STATED GOAL: Transcribe the whole listing below without changing a word, but leave out every image.

PROVIDED MATERIAL:
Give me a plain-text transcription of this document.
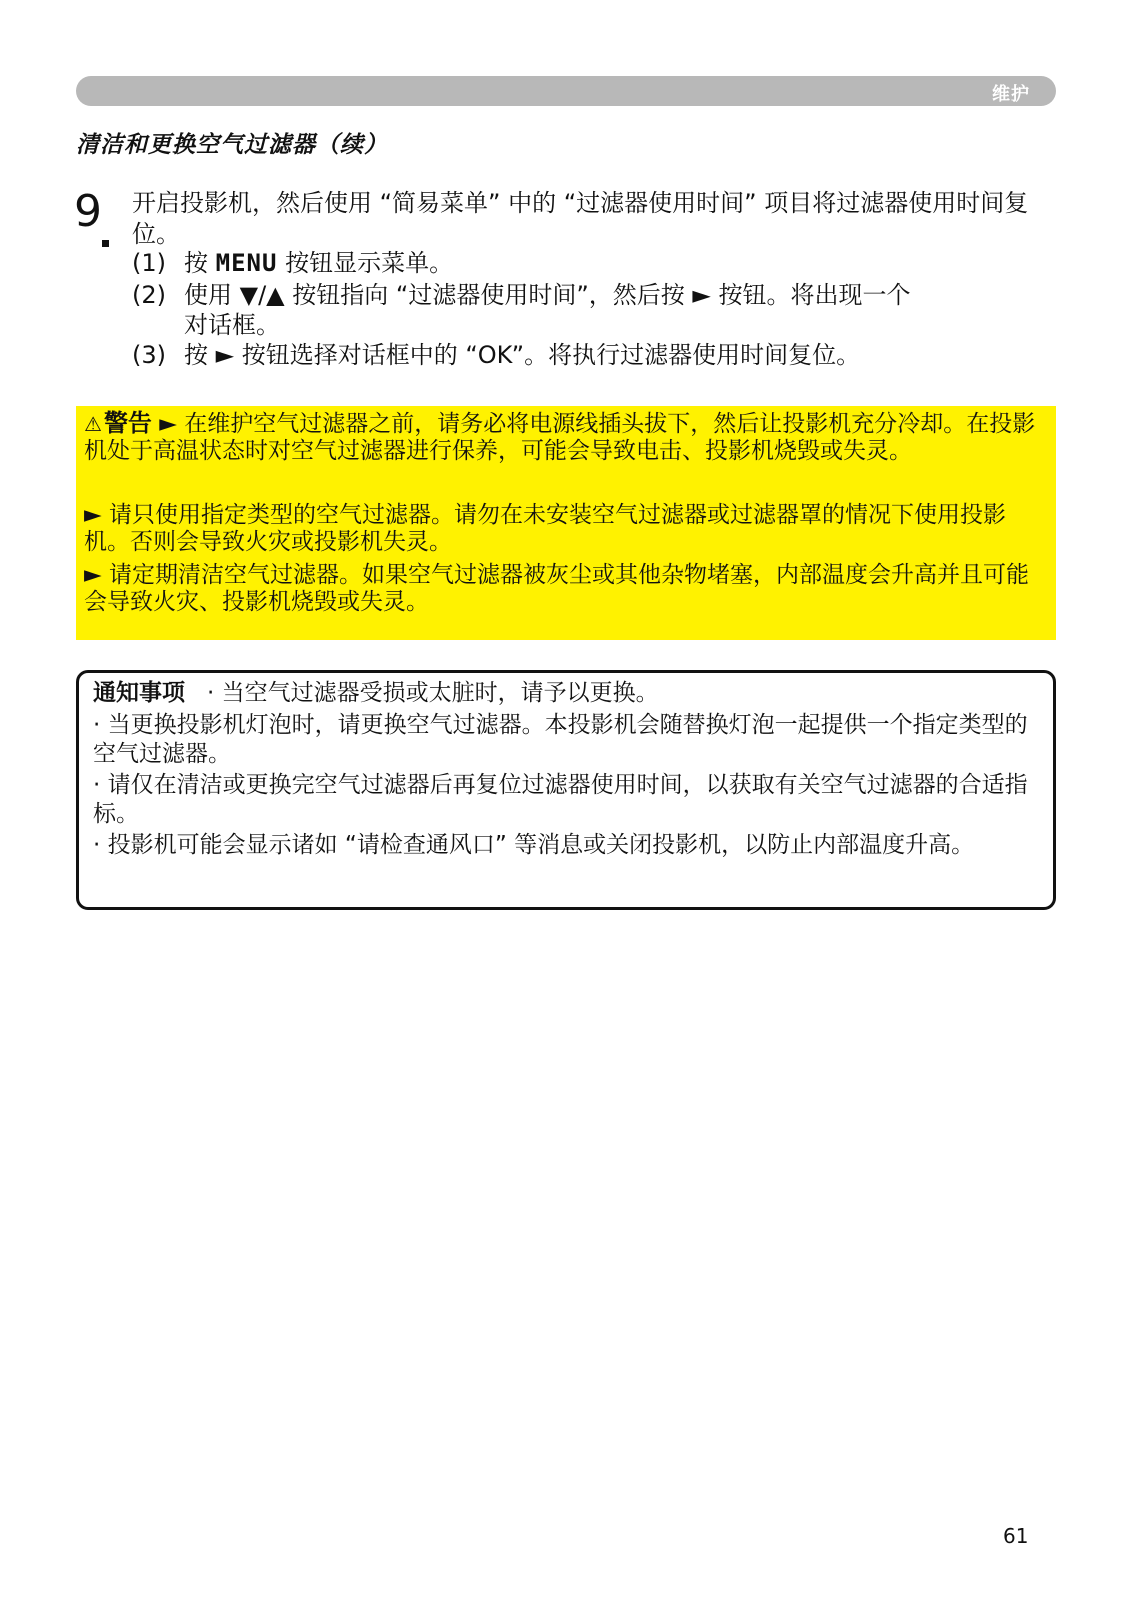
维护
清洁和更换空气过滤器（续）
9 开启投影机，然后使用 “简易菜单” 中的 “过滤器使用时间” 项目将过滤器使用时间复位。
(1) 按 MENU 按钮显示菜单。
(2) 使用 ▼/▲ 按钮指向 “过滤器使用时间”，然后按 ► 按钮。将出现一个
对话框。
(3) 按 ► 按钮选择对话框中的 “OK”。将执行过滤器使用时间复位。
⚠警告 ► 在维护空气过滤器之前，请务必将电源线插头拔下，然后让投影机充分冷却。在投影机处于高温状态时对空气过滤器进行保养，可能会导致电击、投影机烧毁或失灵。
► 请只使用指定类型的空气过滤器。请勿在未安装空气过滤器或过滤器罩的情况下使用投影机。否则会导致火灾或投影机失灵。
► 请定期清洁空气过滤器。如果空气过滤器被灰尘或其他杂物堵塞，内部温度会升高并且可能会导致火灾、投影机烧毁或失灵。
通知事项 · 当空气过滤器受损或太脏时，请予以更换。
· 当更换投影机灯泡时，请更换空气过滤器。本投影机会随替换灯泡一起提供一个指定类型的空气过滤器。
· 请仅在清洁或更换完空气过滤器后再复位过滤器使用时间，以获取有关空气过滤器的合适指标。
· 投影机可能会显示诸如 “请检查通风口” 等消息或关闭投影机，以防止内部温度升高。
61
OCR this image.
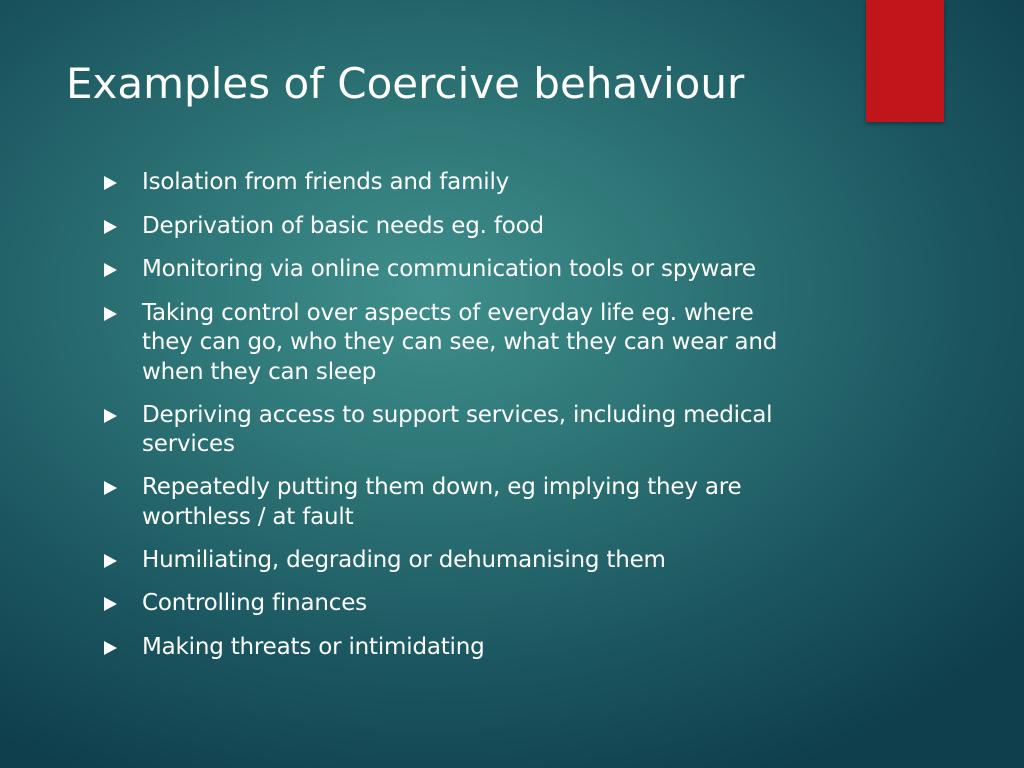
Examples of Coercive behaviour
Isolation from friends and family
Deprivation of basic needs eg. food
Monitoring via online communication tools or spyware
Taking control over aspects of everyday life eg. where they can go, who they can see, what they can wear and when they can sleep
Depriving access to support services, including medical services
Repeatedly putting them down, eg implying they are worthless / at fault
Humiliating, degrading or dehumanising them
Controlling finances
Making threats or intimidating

OUTPUT OF THE EXERCISE:
Give me a plain-text transcription of this document.
维护
清洁和更换空气过滤器（续）
9 开启投影机，然后使用 “简易菜单” 中的 “过滤器使用时间” 项目将过滤器使用时间复位。
(1) 按 MENU 按钮显示菜单。
(2) 使用 ▼/▲ 按钮指向 “过滤器使用时间”，然后按 ► 按钮。将出现一个
对话框。
(3) 按 ► 按钮选择对话框中的 “OK”。将执行过滤器使用时间复位。
⚠警告 ► 在维护空气过滤器之前，请务必将电源线插头拔下，然后让投影机充分冷却。在投影机处于高温状态时对空气过滤器进行保养，可能会导致电击、投影机烧毁或失灵。
► 请只使用指定类型的空气过滤器。请勿在未安装空气过滤器或过滤器罩的情况下使用投影机。否则会导致火灾或投影机失灵。
► 请定期清洁空气过滤器。如果空气过滤器被灰尘或其他杂物堵塞，内部温度会升高并且可能会导致火灾、投影机烧毁或失灵。
通知事项 · 当空气过滤器受损或太脏时，请予以更换。
· 当更换投影机灯泡时，请更换空气过滤器。本投影机会随替换灯泡一起提供一个指定类型的空气过滤器。
· 请仅在清洁或更换完空气过滤器后再复位过滤器使用时间，以获取有关空气过滤器的合适指标。
· 投影机可能会显示诸如 “请检查通风口” 等消息或关闭投影机，以防止内部温度升高。
61
OCR this image.
Examples of Coercive behaviour
Isolation from friends and family
Deprivation of basic needs eg. food
Monitoring via online communication tools or spyware
Taking control over aspects of everyday life eg. where they can go, who they can see, what they can wear and when they can sleep
Depriving access to support services, including medical services
Repeatedly putting them down, eg implying they are worthless / at fault
Humiliating, degrading or dehumanising them
Controlling finances
Making threats or intimidating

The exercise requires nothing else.